Extracted data entries
◇ ◇ ◇ ◇ ◇ ◇ ◇
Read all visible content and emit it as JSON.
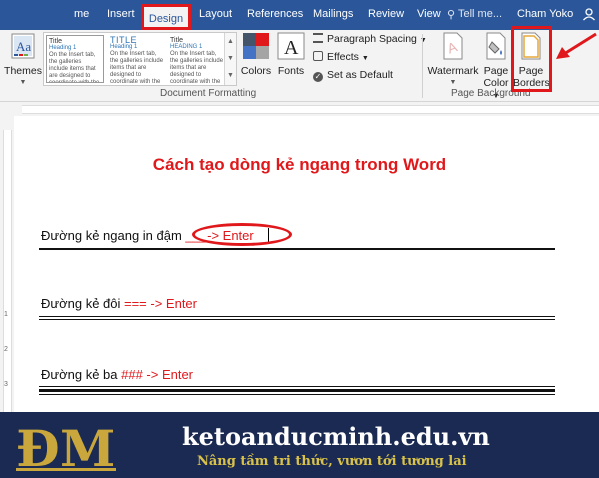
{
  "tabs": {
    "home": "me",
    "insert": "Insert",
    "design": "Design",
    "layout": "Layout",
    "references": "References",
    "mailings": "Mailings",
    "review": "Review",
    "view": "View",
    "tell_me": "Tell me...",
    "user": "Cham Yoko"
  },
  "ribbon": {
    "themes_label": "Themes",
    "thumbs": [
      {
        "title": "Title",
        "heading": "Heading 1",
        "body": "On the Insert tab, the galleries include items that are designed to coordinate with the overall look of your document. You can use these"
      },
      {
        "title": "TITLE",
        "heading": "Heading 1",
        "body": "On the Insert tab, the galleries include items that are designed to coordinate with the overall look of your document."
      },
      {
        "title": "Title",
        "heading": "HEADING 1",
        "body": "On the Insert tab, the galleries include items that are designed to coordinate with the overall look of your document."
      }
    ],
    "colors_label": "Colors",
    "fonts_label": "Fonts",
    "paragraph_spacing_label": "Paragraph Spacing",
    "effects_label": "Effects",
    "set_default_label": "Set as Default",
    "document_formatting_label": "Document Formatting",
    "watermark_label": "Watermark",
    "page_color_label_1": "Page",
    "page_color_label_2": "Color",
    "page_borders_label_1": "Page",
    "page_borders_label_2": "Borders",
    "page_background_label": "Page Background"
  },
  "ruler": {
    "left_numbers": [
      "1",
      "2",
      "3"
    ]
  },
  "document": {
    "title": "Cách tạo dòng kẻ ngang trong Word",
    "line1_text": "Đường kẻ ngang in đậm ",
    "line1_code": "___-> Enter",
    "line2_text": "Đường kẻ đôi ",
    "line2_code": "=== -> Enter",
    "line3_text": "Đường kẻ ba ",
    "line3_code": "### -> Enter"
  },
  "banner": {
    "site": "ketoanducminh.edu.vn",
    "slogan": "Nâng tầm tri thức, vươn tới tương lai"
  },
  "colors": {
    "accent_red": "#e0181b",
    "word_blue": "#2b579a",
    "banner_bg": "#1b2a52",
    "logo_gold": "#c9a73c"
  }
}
◇ ◇ ◇ ◇ ◇ ◇ ◇
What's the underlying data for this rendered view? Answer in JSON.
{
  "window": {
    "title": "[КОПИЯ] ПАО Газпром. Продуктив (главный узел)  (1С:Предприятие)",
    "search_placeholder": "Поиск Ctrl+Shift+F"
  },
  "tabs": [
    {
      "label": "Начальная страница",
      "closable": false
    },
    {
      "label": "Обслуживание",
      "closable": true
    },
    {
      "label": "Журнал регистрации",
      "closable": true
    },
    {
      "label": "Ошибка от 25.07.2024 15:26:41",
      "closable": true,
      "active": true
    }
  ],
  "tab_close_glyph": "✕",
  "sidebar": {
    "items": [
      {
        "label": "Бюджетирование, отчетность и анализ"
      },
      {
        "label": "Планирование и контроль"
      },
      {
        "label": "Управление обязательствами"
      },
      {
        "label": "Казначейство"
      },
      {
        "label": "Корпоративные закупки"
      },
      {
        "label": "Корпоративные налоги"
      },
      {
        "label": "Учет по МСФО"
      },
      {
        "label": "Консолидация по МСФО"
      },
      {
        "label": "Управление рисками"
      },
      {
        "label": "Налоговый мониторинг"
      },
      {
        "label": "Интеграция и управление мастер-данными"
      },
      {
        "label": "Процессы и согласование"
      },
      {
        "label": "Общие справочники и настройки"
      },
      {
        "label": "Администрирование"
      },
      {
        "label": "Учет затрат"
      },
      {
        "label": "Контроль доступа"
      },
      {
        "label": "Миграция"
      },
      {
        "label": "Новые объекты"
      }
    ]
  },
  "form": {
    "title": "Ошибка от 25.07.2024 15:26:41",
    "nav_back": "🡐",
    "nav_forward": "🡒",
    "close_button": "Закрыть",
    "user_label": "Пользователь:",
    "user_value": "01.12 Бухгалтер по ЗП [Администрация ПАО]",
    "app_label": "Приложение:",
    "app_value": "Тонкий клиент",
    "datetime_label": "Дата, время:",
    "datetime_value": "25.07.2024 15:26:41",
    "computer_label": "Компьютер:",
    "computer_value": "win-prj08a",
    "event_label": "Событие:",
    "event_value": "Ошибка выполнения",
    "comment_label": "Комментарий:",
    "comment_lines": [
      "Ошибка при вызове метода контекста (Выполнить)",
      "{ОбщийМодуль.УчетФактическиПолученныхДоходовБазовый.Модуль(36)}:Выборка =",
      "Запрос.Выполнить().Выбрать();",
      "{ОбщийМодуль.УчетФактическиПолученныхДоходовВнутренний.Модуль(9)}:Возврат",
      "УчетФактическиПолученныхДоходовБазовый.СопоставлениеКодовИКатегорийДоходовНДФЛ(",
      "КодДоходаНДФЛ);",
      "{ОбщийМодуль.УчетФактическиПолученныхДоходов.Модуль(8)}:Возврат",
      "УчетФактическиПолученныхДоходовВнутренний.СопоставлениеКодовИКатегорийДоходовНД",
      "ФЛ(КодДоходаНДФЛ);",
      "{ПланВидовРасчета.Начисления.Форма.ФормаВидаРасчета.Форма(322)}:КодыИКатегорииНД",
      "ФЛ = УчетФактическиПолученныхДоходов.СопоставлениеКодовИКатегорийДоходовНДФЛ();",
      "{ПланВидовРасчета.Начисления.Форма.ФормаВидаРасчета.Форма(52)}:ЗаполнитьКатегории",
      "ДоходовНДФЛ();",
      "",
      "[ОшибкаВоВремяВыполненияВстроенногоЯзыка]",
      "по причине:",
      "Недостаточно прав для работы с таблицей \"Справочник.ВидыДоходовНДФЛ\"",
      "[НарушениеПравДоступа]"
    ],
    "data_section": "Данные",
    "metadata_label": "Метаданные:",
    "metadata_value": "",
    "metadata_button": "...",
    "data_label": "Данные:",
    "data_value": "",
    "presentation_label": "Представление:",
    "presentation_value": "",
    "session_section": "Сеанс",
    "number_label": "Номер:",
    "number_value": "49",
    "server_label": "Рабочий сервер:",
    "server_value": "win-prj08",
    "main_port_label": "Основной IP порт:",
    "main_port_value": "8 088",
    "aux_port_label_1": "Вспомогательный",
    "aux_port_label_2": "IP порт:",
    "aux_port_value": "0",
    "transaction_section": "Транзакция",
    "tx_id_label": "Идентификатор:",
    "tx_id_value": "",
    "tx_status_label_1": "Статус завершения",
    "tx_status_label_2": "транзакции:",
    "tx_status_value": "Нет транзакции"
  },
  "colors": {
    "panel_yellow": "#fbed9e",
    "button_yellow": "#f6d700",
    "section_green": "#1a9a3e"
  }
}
◇ ◇ ◇ ◇ ◇ ◇ ◇
▸ **TASK TO COMPLETE**
Go through the material line by line. Show each line that contains the string "СопоставлениеКодовИКатегорийДоходовНДФЛ".

▸ **COMPLETED EXERCISE**
      "УчетФактическиПолученныхДоходовБазовый.СопоставлениеКодовИКатегорийДоходовНДФЛ(",
      "ФЛ = УчетФактическиПолученныхДоходов.СопоставлениеКодовИКатегорийДоходовНДФЛ();",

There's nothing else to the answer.